───── Data for this task ─────

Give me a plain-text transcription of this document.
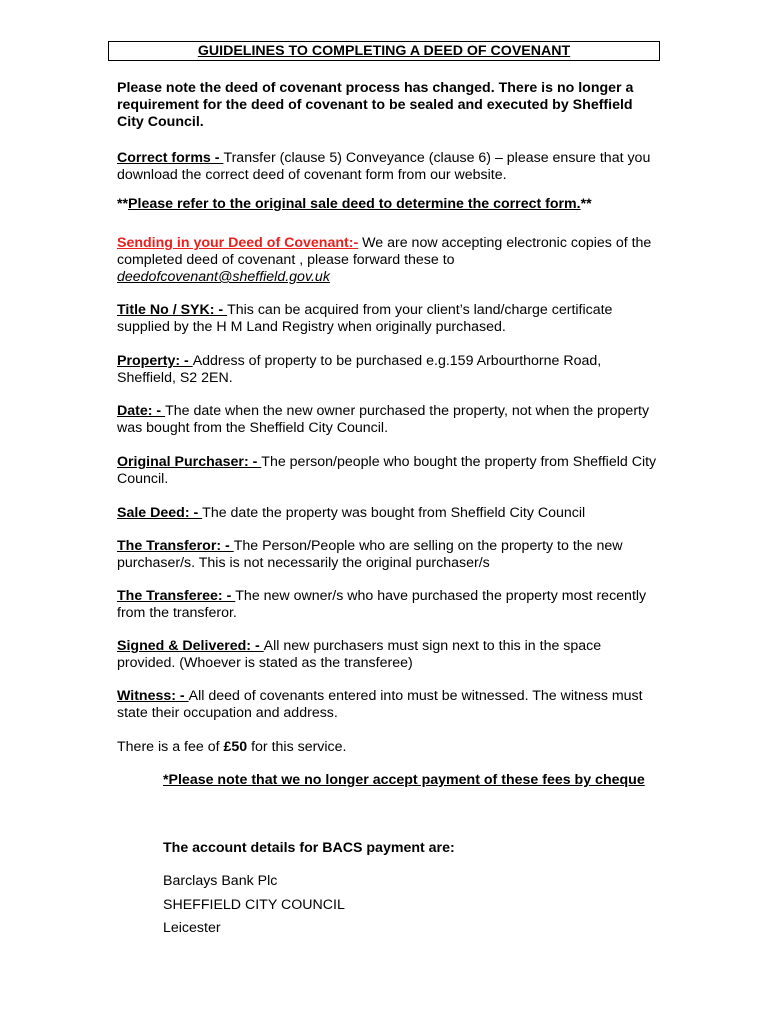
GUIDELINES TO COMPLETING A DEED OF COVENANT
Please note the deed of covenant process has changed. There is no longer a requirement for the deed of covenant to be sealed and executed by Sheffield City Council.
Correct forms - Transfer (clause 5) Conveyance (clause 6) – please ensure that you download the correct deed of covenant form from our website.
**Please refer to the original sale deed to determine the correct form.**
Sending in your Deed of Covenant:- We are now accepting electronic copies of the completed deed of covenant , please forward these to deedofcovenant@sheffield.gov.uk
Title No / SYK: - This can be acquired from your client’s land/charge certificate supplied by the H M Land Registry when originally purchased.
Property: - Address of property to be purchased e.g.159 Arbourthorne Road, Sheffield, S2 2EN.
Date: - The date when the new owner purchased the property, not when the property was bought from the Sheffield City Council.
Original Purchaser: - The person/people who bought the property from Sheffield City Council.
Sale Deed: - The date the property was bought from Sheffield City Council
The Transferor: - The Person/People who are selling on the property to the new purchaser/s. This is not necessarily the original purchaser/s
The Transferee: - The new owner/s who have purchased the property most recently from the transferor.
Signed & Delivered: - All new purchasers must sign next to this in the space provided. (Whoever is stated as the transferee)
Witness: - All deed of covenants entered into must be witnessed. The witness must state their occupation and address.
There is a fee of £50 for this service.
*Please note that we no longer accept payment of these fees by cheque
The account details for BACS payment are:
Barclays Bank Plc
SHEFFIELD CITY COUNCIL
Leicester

─────
───── Data for this task ─────

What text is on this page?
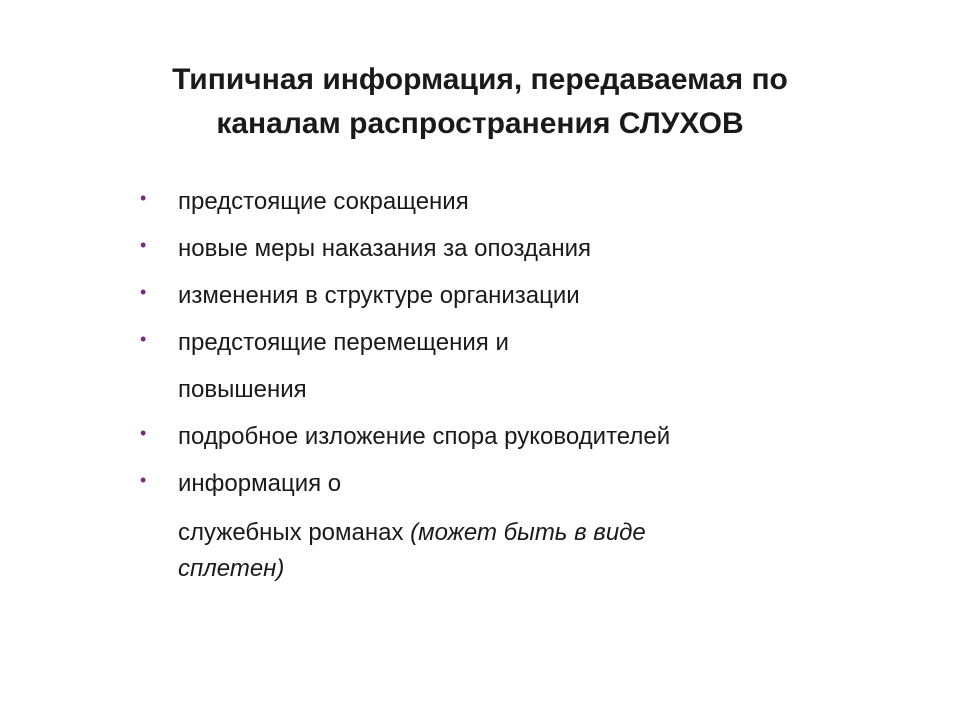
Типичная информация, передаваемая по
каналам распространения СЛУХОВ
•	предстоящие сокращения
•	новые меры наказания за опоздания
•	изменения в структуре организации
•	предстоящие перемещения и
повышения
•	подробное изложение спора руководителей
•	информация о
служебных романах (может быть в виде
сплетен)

─────

◆ Given request
Go over the records above and tally the lines with the word "that" in them. Give the number alone.

◆ Solution to this task
2